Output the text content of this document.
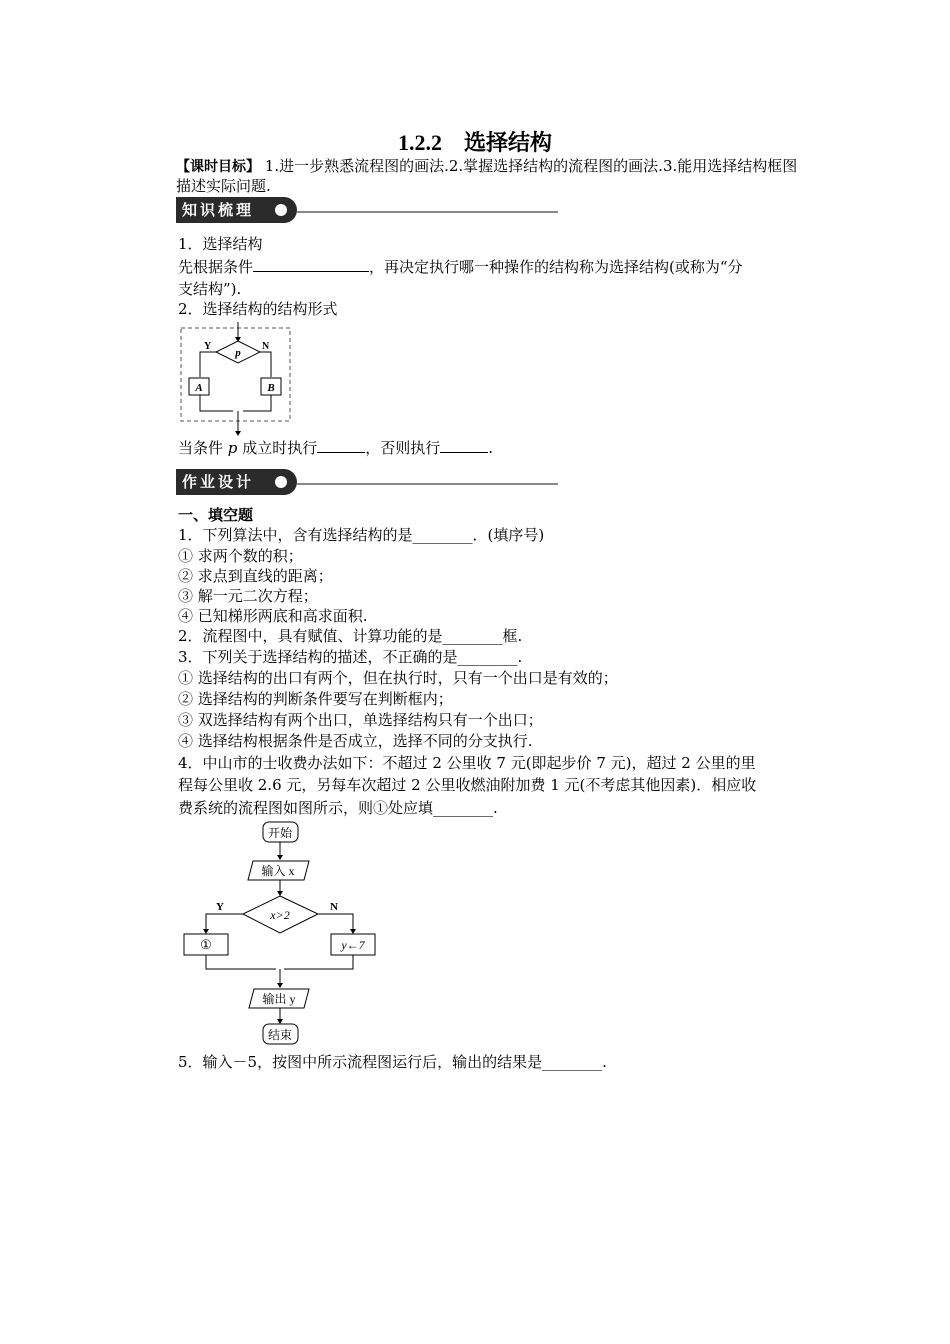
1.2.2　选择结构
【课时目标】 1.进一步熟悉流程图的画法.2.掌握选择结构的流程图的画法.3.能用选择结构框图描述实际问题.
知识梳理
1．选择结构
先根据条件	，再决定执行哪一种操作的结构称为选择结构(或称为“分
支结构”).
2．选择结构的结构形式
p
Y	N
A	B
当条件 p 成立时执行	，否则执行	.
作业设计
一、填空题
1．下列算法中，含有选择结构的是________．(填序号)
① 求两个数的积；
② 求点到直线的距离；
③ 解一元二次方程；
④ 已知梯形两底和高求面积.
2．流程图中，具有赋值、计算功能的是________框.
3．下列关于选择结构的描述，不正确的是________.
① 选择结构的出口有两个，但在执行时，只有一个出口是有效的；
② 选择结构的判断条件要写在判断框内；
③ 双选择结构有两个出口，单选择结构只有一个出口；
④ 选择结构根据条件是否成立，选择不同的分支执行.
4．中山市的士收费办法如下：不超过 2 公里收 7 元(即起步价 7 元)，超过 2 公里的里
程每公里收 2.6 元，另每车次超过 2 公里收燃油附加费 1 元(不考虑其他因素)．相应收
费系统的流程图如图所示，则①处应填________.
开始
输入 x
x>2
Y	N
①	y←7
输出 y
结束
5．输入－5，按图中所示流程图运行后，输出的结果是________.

- - - - -

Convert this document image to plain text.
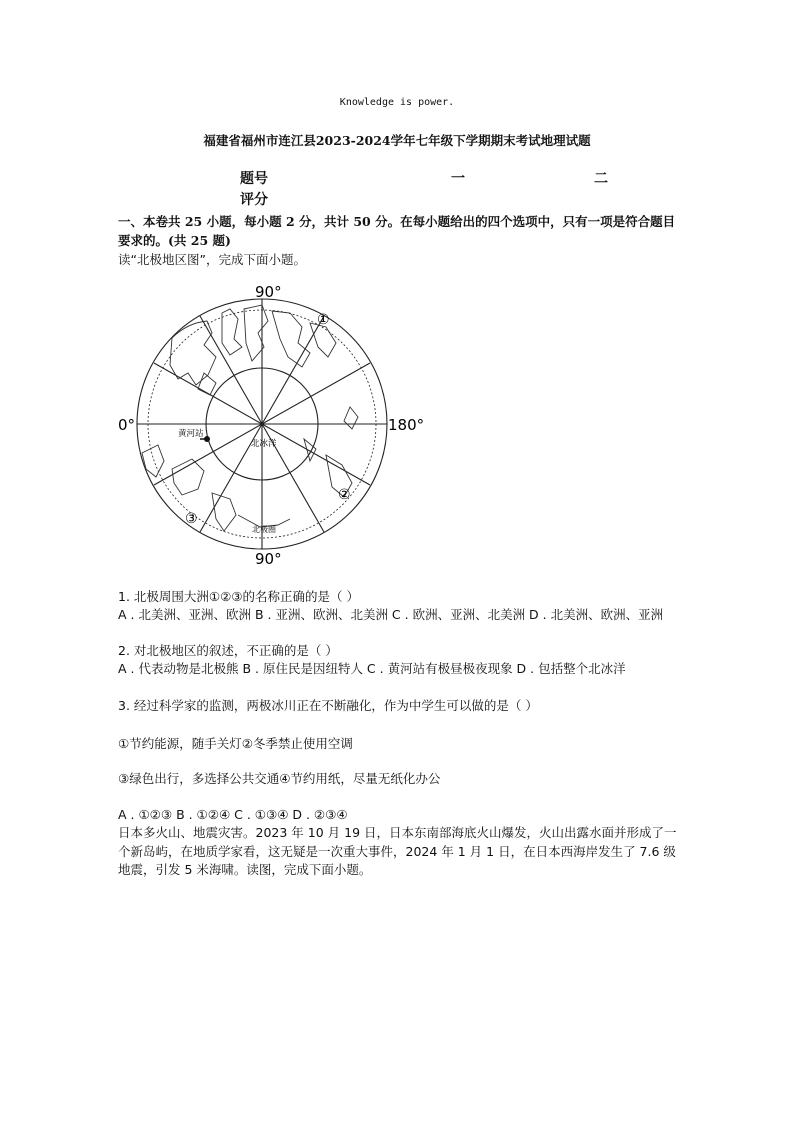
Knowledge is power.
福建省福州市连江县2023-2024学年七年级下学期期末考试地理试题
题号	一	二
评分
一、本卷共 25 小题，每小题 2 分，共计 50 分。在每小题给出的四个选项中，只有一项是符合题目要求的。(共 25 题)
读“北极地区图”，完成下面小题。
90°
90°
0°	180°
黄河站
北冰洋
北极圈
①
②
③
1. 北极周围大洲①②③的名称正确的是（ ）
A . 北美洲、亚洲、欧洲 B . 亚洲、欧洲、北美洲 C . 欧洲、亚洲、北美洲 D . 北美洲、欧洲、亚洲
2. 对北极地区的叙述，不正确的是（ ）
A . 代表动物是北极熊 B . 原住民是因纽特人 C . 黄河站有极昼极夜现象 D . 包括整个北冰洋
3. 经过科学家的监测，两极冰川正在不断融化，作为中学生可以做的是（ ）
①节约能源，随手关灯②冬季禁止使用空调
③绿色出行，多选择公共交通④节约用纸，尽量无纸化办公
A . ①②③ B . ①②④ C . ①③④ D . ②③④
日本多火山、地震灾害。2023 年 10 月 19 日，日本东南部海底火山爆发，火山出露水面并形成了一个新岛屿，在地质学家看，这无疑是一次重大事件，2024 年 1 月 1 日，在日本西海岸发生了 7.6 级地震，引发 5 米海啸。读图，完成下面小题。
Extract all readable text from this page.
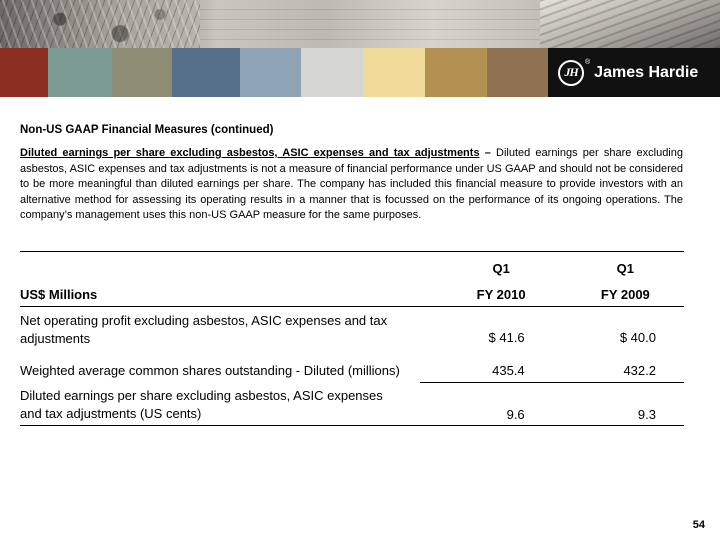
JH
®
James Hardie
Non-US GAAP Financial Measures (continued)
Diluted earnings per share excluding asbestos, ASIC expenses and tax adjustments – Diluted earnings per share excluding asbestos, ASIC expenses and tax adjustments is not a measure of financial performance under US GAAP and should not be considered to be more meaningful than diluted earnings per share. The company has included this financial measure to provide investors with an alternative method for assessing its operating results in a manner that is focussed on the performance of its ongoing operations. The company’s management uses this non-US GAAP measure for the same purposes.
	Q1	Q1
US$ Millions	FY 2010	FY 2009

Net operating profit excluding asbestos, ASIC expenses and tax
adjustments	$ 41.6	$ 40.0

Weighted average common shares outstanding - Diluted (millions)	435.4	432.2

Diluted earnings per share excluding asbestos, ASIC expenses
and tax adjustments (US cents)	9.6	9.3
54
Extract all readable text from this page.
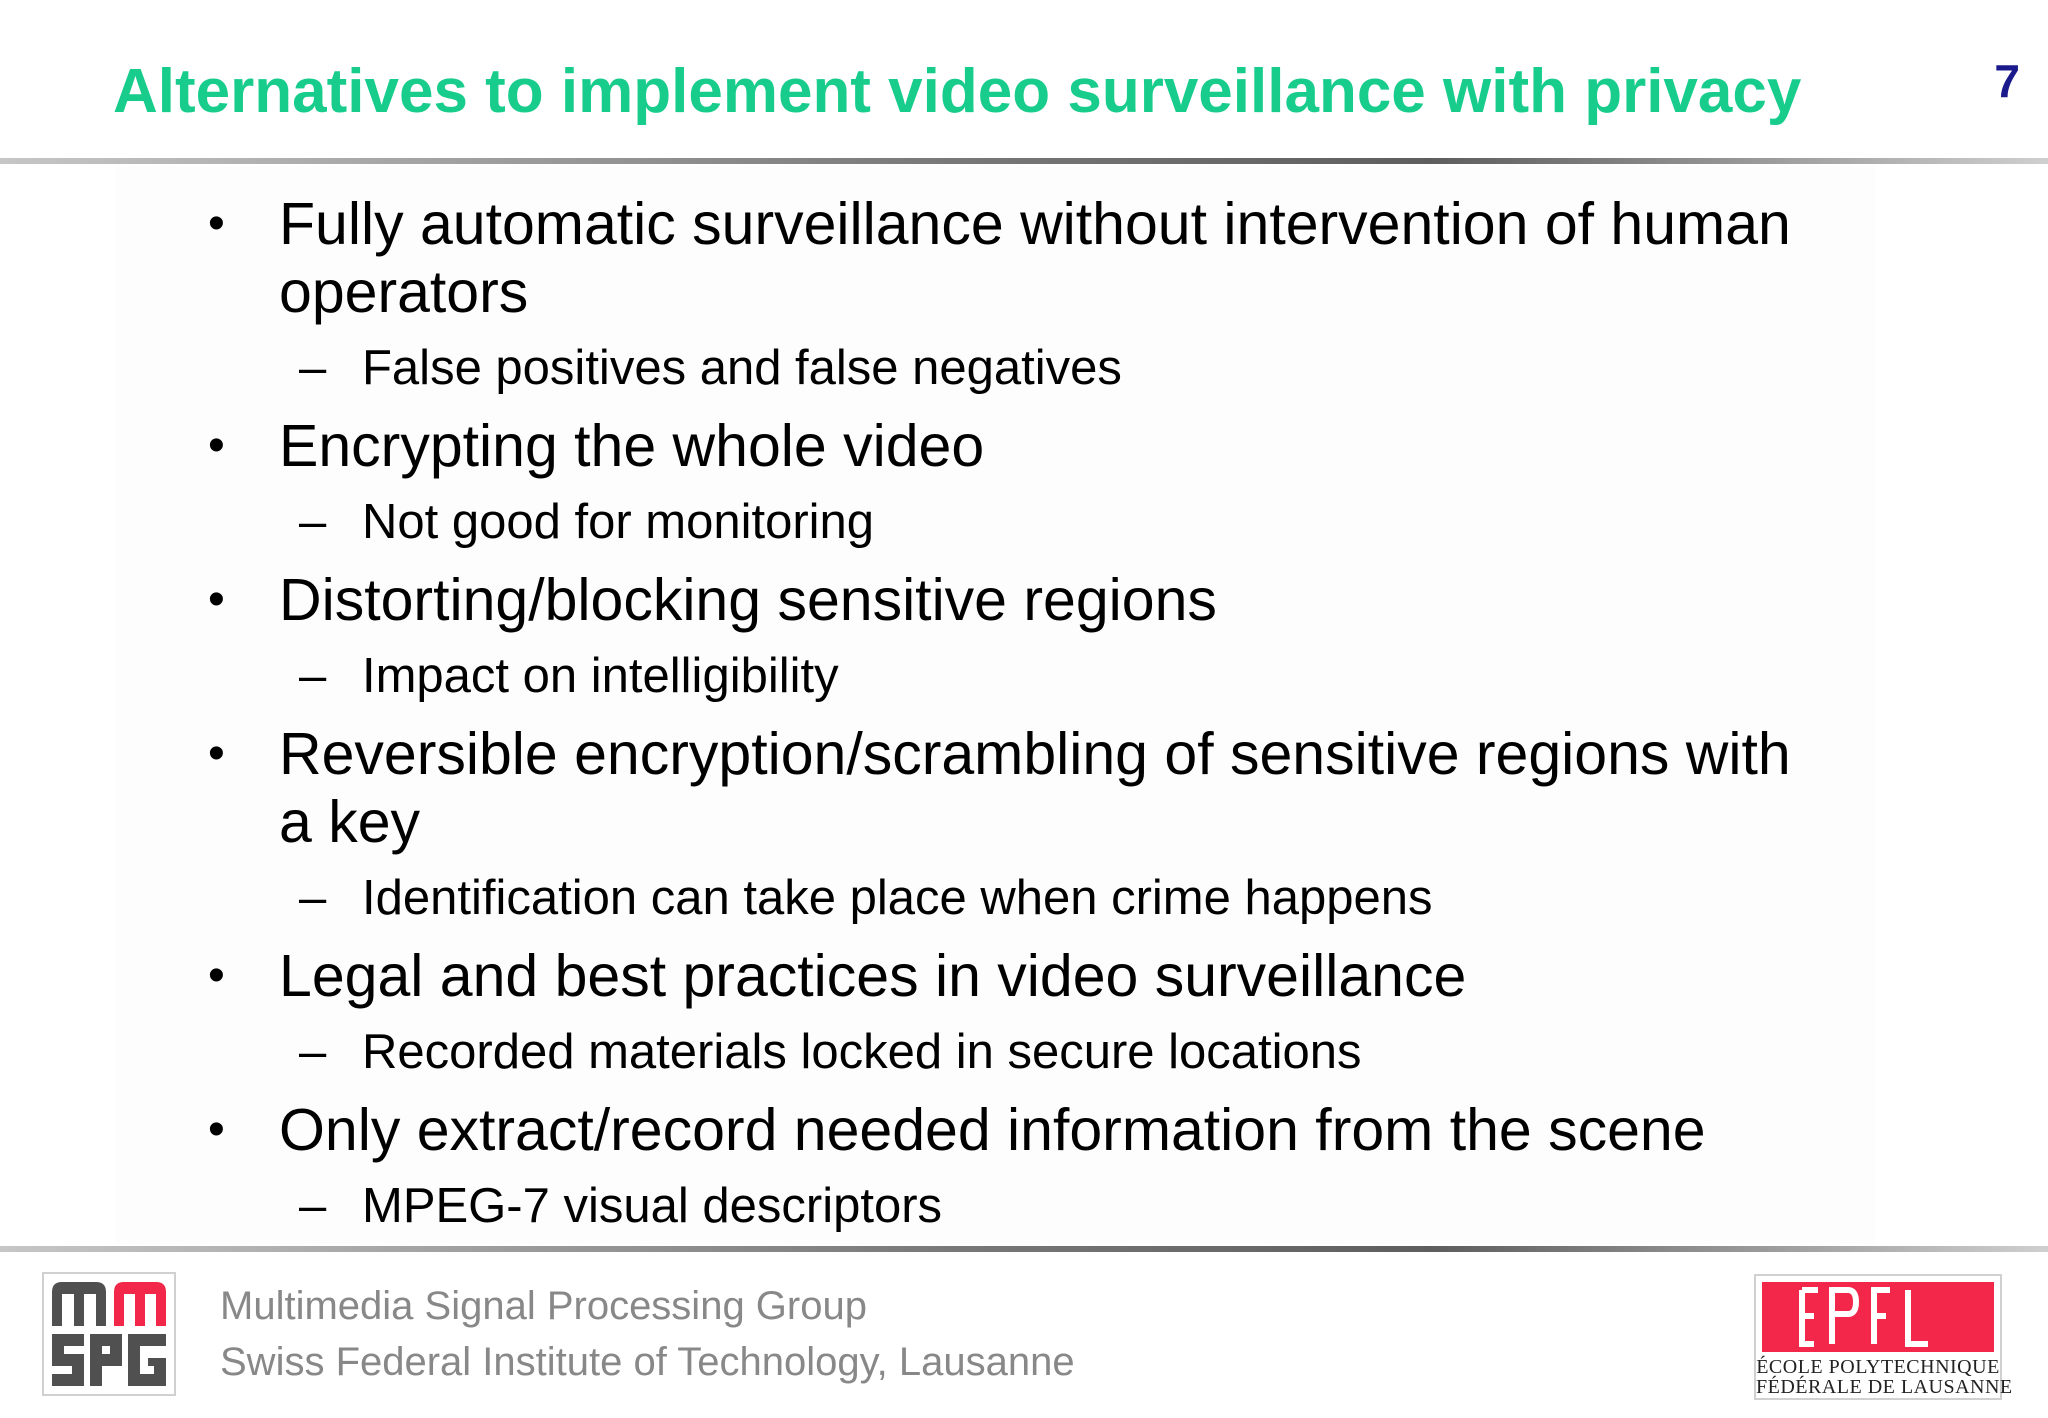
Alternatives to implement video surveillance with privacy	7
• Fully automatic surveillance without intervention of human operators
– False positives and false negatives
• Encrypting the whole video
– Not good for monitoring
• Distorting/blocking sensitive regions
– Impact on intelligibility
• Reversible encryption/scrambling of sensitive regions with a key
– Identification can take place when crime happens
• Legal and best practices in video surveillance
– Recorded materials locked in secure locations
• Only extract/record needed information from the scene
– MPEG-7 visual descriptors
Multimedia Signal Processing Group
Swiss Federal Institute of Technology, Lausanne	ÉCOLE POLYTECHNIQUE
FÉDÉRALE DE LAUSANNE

- - - - -

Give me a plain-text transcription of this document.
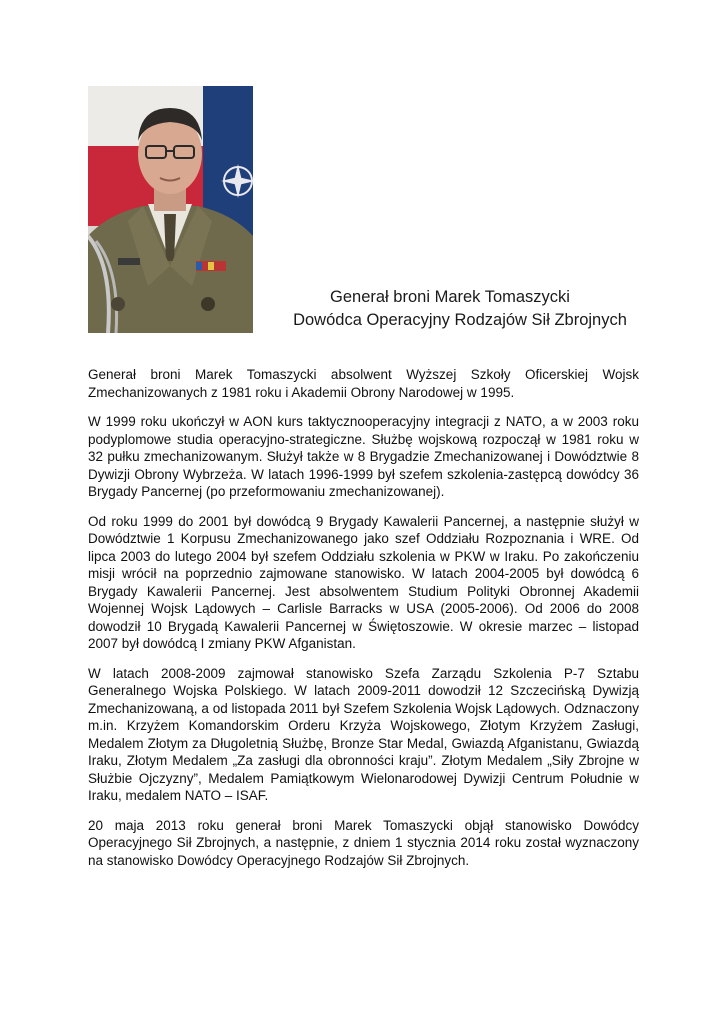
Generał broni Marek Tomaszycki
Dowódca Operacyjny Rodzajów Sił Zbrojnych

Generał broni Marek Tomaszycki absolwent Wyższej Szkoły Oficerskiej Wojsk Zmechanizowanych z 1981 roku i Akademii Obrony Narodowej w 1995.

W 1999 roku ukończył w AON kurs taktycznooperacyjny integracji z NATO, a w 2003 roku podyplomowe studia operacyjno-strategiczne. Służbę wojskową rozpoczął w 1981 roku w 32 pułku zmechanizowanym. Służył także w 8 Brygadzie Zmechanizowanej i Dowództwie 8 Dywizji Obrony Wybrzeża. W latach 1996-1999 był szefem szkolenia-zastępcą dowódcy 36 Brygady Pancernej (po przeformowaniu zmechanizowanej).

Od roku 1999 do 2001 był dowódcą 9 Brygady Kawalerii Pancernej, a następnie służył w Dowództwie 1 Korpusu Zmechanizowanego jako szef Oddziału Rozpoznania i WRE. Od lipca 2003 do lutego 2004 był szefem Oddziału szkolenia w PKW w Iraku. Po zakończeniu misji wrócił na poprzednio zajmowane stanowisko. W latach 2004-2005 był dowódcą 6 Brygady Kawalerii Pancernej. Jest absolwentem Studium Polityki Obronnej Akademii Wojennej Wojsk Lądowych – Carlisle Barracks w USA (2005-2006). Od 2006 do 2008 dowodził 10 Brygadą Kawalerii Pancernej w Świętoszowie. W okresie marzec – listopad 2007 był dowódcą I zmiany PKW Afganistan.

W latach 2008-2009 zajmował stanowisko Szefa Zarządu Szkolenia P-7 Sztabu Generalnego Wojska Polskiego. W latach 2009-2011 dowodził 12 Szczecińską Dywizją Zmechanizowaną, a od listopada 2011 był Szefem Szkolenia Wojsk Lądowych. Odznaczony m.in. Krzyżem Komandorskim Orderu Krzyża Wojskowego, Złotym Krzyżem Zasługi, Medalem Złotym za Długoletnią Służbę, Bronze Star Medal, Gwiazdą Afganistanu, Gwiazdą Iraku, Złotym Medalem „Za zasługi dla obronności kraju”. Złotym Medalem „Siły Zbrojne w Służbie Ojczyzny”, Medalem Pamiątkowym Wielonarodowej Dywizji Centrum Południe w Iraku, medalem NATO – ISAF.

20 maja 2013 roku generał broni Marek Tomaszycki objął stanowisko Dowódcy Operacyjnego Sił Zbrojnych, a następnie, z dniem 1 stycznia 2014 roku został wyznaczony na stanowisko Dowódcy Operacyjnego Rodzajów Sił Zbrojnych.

- - - - -

• Goal of the exercise: Gather each line from the entries above that includes the word "text".

• Solution below:
Output the text content of this document.
Convert this document image to plain text.
Extract all readable text from this page.
Extract all readable text from this page.
Give me a plain-text transcription of this document.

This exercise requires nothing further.